> Exercise brief: All of the data should be output character for character, except the pictures.

Dataset excerpt
↓
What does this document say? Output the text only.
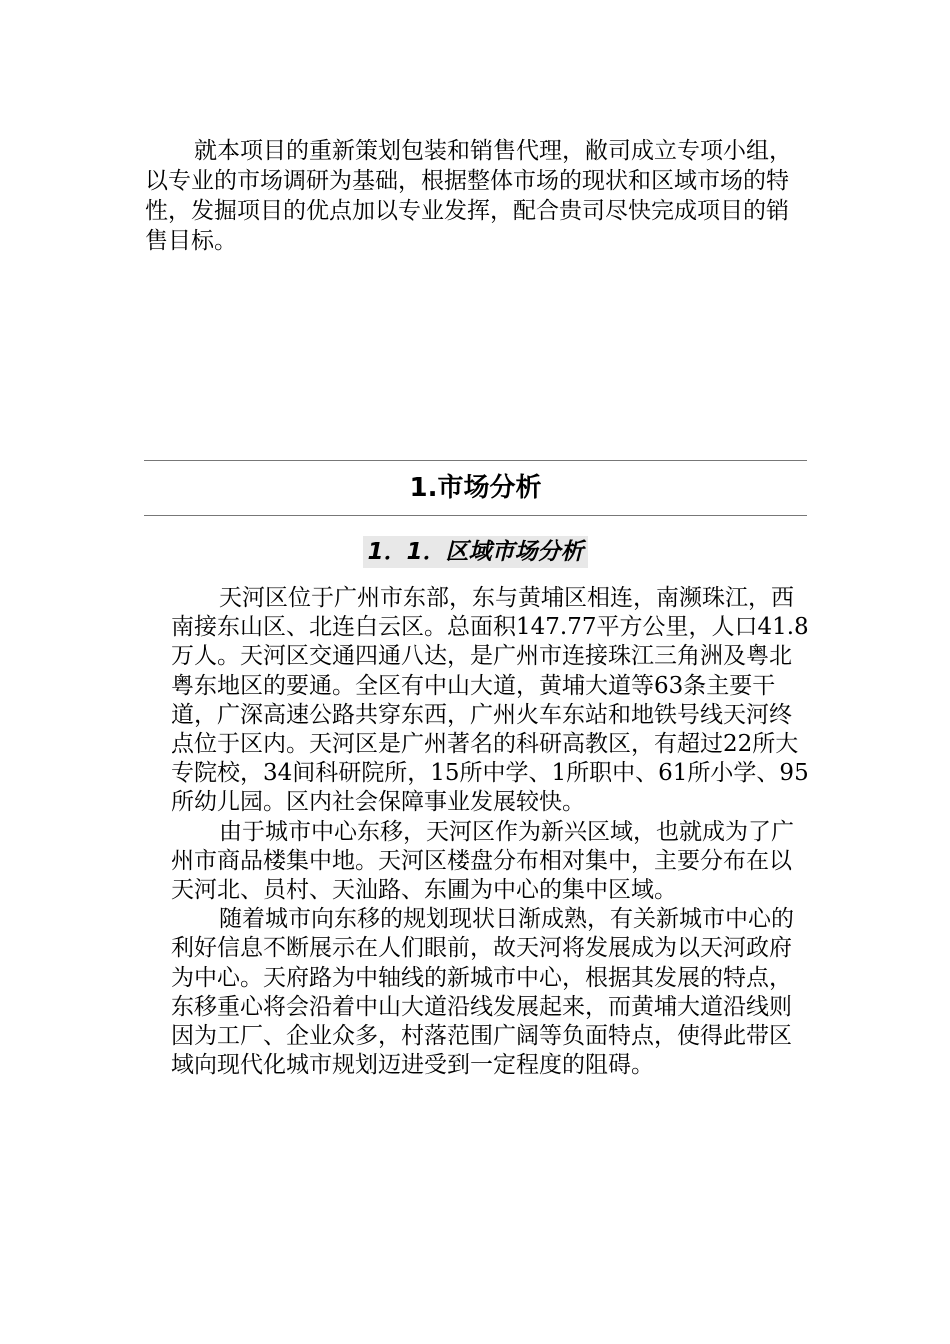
就本项目的重新策划包装和销售代理，敝司成立专项小组，以专业的市场调研为基础，根据整体市场的现状和区域市场的特性，发掘项目的优点加以专业发挥，配合贵司尽快完成项目的销售目标。

1.市场分析
1．1．区域市场分析

天河区位于广州市东部，东与黄埔区相连，南濒珠江，西南接东山区、北连白云区。总面积147.77平方公里，人口41.8万人。天河区交通四通八达，是广州市连接珠江三角洲及粤北粤东地区的要通。全区有中山大道，黄埔大道等63条主要干道，广深高速公路共穿东西，广州火车东站和地铁号线天河终点位于区内。天河区是广州著名的科研高教区，有超过22所大专院校，34间科研院所，15所中学、1所职中、61所小学、95所幼儿园。区内社会保障事业发展较快。

由于城市中心东移，天河区作为新兴区域，也就成为了广州市商品楼集中地。天河区楼盘分布相对集中，主要分布在以天河北、员村、天汕路、东圃为中心的集中区域。

随着城市向东移的规划现状日渐成熟，有关新城市中心的利好信息不断展示在人们眼前，故天河将发展成为以天河政府为中心。天府路为中轴线的新城市中心，根据其发展的特点，东移重心将会沿着中山大道沿线发展起来，而黄埔大道沿线则因为工厂、企业众多，村落范围广阔等负面特点，使得此带区域向现代化城市规划迈进受到一定程度的阻碍。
↑
> Response below:
What does this document say? Output the text only.
就本项目的重新策划包装和销售代理，敝司成立专项小组，以专业的市场调研为基础，根据整体市场的现状和区域市场的特性，发掘项目的优点加以专业发挥，配合贵司尽快完成项目的销售目标。

1.市场分析
1．1．区域市场分析

天河区位于广州市东部，东与黄埔区相连，南濒珠江，西南接东山区、北连白云区。总面积147.77平方公里，人口41.8万人。天河区交通四通八达，是广州市连接珠江三角洲及粤北粤东地区的要通。全区有中山大道，黄埔大道等63条主要干道，广深高速公路共穿东西，广州火车东站和地铁号线天河终点位于区内。天河区是广州著名的科研高教区，有超过22所大专院校，34间科研院所，15所中学、1所职中、61所小学、95所幼儿园。区内社会保障事业发展较快。

由于城市中心东移，天河区作为新兴区域，也就成为了广州市商品楼集中地。天河区楼盘分布相对集中，主要分布在以天河北、员村、天汕路、东圃为中心的集中区域。

随着城市向东移的规划现状日渐成熟，有关新城市中心的利好信息不断展示在人们眼前，故天河将发展成为以天河政府为中心。天府路为中轴线的新城市中心，根据其发展的特点，东移重心将会沿着中山大道沿线发展起来，而黄埔大道沿线则因为工厂、企业众多，村落范围广阔等负面特点，使得此带区域向现代化城市规划迈进受到一定程度的阻碍。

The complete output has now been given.